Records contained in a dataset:
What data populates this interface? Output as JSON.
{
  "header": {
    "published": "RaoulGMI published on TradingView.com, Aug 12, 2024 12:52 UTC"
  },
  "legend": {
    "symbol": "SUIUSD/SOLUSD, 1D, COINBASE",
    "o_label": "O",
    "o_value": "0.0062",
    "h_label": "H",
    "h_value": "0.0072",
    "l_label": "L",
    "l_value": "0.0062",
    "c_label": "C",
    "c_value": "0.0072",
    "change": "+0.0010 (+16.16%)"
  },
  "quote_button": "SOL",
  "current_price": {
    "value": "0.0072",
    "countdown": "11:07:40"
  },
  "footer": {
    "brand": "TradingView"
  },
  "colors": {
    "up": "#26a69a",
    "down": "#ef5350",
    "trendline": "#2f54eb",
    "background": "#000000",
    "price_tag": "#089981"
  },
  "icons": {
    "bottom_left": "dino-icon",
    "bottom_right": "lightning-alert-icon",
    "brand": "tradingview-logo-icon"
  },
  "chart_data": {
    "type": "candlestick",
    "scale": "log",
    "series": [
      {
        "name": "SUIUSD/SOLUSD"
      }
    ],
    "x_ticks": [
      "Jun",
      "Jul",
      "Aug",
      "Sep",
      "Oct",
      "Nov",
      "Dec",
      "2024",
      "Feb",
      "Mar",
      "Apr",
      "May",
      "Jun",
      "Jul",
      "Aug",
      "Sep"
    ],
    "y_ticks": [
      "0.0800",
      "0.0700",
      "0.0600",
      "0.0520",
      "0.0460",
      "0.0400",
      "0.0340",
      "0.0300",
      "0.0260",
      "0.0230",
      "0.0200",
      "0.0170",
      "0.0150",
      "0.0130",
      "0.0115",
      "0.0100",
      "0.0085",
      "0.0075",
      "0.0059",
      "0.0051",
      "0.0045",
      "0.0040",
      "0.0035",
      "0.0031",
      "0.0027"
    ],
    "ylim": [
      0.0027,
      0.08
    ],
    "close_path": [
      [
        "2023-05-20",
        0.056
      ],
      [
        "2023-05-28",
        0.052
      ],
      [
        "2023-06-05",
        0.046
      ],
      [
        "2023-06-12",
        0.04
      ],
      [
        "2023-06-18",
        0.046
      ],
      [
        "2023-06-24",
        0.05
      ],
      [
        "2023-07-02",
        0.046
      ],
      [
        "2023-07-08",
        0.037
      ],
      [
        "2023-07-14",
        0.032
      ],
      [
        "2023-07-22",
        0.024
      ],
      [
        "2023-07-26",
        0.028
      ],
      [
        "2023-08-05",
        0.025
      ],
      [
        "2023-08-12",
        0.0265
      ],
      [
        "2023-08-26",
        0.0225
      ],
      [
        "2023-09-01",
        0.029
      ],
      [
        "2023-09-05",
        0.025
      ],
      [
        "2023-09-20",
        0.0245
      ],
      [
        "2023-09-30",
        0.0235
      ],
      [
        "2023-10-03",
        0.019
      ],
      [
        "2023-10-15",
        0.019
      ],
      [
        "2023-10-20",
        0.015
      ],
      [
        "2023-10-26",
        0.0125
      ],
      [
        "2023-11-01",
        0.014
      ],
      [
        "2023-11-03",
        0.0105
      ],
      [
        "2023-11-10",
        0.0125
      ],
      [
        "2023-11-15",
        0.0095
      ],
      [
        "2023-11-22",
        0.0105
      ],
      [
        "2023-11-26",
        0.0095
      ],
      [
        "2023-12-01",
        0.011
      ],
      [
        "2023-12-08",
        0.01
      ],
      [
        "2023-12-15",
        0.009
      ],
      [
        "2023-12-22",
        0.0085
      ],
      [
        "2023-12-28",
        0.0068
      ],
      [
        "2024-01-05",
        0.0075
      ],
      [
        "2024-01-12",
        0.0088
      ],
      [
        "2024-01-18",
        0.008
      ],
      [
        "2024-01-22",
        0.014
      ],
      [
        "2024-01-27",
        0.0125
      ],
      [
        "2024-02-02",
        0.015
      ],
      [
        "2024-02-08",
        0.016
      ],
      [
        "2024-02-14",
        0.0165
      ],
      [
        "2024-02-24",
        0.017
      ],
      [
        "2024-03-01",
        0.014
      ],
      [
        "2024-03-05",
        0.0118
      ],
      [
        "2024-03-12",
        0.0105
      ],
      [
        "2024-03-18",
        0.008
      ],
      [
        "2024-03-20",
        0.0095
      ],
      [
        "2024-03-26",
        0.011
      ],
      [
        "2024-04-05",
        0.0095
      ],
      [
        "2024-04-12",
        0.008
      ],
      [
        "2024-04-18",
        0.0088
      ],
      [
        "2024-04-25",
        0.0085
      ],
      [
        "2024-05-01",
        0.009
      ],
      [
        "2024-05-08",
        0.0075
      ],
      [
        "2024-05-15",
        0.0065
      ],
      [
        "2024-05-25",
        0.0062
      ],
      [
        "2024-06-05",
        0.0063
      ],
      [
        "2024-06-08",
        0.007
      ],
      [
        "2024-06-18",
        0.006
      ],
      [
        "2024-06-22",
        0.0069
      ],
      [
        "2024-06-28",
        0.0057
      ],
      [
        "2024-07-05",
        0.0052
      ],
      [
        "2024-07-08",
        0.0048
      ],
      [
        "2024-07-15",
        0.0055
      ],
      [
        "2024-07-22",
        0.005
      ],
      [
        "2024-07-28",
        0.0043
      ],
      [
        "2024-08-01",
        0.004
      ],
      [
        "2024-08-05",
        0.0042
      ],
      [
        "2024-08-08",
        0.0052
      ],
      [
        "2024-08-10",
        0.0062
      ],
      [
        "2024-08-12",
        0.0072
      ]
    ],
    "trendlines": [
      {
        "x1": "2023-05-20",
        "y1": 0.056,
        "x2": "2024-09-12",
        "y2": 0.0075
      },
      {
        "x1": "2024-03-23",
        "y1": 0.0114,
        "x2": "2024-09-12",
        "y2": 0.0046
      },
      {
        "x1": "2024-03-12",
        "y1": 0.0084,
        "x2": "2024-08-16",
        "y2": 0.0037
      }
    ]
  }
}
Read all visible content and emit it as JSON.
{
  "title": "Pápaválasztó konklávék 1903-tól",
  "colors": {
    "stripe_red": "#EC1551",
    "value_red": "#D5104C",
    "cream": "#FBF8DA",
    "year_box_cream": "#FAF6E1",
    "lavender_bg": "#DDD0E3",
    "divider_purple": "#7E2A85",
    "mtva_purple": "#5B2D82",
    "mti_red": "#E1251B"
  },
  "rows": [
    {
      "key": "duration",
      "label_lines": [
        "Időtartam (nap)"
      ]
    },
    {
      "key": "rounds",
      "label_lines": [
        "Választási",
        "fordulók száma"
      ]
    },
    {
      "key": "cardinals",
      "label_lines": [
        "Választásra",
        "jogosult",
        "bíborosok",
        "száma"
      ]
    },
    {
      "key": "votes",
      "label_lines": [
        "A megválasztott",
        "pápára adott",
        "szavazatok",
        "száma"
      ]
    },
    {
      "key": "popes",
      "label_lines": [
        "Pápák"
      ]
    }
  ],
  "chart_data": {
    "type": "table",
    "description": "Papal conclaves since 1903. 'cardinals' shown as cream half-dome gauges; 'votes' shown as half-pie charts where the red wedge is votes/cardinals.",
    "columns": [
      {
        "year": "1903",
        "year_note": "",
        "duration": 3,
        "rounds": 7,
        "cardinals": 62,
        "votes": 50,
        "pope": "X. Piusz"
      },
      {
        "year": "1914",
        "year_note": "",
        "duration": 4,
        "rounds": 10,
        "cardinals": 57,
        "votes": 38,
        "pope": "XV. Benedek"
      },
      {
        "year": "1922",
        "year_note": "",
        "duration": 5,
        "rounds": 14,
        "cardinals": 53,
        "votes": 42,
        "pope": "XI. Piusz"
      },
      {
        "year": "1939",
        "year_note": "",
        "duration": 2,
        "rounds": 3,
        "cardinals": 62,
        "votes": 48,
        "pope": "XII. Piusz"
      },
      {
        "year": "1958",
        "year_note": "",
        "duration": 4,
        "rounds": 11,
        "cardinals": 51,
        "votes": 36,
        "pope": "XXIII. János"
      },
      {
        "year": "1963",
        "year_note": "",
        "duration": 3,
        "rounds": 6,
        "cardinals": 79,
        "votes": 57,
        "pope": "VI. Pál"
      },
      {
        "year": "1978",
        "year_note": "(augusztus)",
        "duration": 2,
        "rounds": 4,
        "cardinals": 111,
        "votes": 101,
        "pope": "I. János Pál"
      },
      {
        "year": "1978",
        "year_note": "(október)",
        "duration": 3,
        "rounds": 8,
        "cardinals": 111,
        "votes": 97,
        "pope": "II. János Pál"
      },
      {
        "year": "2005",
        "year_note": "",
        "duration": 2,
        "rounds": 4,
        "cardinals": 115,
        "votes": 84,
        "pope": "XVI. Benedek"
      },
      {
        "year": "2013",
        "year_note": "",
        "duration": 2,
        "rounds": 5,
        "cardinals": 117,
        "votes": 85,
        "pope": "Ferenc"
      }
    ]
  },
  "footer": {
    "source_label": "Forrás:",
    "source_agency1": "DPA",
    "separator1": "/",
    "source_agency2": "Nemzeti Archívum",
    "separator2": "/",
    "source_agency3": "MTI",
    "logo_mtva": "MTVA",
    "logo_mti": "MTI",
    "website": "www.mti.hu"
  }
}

INSTRUCTIONS TO FOLLOW: Track down every line of the material containing the string "brand", and copy it.

FINISHED EXERCISE:
    "brand": "TradingView"
    "brand": "tradingview-logo-icon"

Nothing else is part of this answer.